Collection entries
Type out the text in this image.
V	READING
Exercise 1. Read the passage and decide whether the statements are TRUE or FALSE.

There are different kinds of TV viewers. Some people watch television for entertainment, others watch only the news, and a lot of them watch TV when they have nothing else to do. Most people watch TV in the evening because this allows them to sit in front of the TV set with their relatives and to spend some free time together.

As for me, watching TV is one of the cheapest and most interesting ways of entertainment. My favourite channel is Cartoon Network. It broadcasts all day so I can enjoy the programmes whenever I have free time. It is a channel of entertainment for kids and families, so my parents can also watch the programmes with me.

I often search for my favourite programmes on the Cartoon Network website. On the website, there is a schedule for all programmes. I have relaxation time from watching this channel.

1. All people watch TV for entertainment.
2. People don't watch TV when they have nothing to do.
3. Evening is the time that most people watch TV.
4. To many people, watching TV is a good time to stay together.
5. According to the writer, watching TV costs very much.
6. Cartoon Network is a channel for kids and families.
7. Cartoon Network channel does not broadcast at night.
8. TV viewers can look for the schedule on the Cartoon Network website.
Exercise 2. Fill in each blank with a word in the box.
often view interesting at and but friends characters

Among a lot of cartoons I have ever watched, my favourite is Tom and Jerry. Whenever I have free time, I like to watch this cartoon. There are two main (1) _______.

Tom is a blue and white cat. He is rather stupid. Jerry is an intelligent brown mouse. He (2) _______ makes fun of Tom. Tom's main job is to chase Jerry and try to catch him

#### Exercise requirements:
Select, from the listing, all lines that include the word "interesting".

#### Full output:
As for me, watching TV is one of the cheapest and most interesting ways of entertainment. My favourite channel is Cartoon Network. It broadcasts all day so I can enjoy the programmes whenever I have free time. It is a channel of entertainment for kids and families, so my parents can also watch the programmes with me.
often view interesting at and but friends characters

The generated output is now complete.